[begin PROVIDED RECORDS]

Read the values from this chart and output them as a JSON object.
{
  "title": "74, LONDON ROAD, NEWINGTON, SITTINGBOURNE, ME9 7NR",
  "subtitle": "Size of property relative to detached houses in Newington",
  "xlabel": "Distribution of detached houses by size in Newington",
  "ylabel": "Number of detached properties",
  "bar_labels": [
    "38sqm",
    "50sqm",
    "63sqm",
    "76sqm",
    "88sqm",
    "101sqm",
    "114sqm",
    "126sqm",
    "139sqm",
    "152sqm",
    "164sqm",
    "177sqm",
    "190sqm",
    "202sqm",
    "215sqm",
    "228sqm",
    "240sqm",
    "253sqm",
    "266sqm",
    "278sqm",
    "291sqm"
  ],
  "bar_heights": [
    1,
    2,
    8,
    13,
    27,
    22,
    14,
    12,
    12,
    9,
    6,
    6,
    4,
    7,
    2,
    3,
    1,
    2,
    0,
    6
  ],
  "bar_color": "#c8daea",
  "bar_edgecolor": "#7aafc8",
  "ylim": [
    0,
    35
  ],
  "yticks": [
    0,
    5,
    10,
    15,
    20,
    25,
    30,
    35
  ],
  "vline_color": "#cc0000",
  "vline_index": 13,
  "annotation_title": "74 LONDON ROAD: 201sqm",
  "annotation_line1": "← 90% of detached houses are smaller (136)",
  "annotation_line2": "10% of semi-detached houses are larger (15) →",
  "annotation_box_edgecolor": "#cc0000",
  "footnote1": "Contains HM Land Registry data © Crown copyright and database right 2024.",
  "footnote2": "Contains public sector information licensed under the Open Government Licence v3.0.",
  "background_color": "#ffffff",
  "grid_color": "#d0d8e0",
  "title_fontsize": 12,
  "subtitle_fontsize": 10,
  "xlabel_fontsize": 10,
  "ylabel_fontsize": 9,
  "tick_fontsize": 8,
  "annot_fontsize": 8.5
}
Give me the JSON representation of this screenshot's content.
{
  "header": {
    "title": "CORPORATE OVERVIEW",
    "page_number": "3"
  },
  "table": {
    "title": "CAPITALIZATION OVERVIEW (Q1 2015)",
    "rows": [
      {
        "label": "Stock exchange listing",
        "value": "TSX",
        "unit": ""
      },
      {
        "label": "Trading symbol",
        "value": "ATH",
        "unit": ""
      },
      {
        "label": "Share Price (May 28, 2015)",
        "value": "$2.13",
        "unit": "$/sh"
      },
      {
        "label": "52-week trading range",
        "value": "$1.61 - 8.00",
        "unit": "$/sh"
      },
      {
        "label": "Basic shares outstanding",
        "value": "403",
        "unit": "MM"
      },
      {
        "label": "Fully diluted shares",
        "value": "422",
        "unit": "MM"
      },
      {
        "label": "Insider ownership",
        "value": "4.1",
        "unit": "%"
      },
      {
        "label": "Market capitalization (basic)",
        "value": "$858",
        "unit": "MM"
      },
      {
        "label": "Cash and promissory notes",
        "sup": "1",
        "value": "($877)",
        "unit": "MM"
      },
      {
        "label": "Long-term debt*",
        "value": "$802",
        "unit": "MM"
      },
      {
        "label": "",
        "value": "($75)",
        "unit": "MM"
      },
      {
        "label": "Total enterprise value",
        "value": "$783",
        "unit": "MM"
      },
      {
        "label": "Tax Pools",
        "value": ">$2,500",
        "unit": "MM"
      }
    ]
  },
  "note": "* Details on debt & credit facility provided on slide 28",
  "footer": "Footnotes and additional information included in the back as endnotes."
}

[end PROVIDED RECORDS]

• _TO BE DONE_: Reproduce each record shown above without altering a single word.

• _THE REPLY_:
Read the values from this chart and output them as a JSON object.
{
  "title": "74, LONDON ROAD, NEWINGTON, SITTINGBOURNE, ME9 7NR",
  "subtitle": "Size of property relative to detached houses in Newington",
  "xlabel": "Distribution of detached houses by size in Newington",
  "ylabel": "Number of detached properties",
  "bar_labels": [
    "38sqm",
    "50sqm",
    "63sqm",
    "76sqm",
    "88sqm",
    "101sqm",
    "114sqm",
    "126sqm",
    "139sqm",
    "152sqm",
    "164sqm",
    "177sqm",
    "190sqm",
    "202sqm",
    "215sqm",
    "228sqm",
    "240sqm",
    "253sqm",
    "266sqm",
    "278sqm",
    "291sqm"
  ],
  "bar_heights": [
    1,
    2,
    8,
    13,
    27,
    22,
    14,
    12,
    12,
    9,
    6,
    6,
    4,
    7,
    2,
    3,
    1,
    2,
    0,
    6
  ],
  "bar_color": "#c8daea",
  "bar_edgecolor": "#7aafc8",
  "ylim": [
    0,
    35
  ],
  "yticks": [
    0,
    5,
    10,
    15,
    20,
    25,
    30,
    35
  ],
  "vline_color": "#cc0000",
  "vline_index": 13,
  "annotation_title": "74 LONDON ROAD: 201sqm",
  "annotation_line1": "← 90% of detached houses are smaller (136)",
  "annotation_line2": "10% of semi-detached houses are larger (15) →",
  "annotation_box_edgecolor": "#cc0000",
  "footnote1": "Contains HM Land Registry data © Crown copyright and database right 2024.",
  "footnote2": "Contains public sector information licensed under the Open Government Licence v3.0.",
  "background_color": "#ffffff",
  "grid_color": "#d0d8e0",
  "title_fontsize": 12,
  "subtitle_fontsize": 10,
  "xlabel_fontsize": 10,
  "ylabel_fontsize": 9,
  "tick_fontsize": 8,
  "annot_fontsize": 8.5
}
Give me the JSON representation of this screenshot's content.
{
  "header": {
    "title": "CORPORATE OVERVIEW",
    "page_number": "3"
  },
  "table": {
    "title": "CAPITALIZATION OVERVIEW (Q1 2015)",
    "rows": [
      {
        "label": "Stock exchange listing",
        "value": "TSX",
        "unit": ""
      },
      {
        "label": "Trading symbol",
        "value": "ATH",
        "unit": ""
      },
      {
        "label": "Share Price (May 28, 2015)",
        "value": "$2.13",
        "unit": "$/sh"
      },
      {
        "label": "52-week trading range",
        "value": "$1.61 - 8.00",
        "unit": "$/sh"
      },
      {
        "label": "Basic shares outstanding",
        "value": "403",
        "unit": "MM"
      },
      {
        "label": "Fully diluted shares",
        "value": "422",
        "unit": "MM"
      },
      {
        "label": "Insider ownership",
        "value": "4.1",
        "unit": "%"
      },
      {
        "label": "Market capitalization (basic)",
        "value": "$858",
        "unit": "MM"
      },
      {
        "label": "Cash and promissory notes",
        "sup": "1",
        "value": "($877)",
        "unit": "MM"
      },
      {
        "label": "Long-term debt*",
        "value": "$802",
        "unit": "MM"
      },
      {
        "label": "",
        "value": "($75)",
        "unit": "MM"
      },
      {
        "label": "Total enterprise value",
        "value": "$783",
        "unit": "MM"
      },
      {
        "label": "Tax Pools",
        "value": ">$2,500",
        "unit": "MM"
      }
    ]
  },
  "note": "* Details on debt & credit facility provided on slide 28",
  "footer": "Footnotes and additional information included in the back as endnotes."
}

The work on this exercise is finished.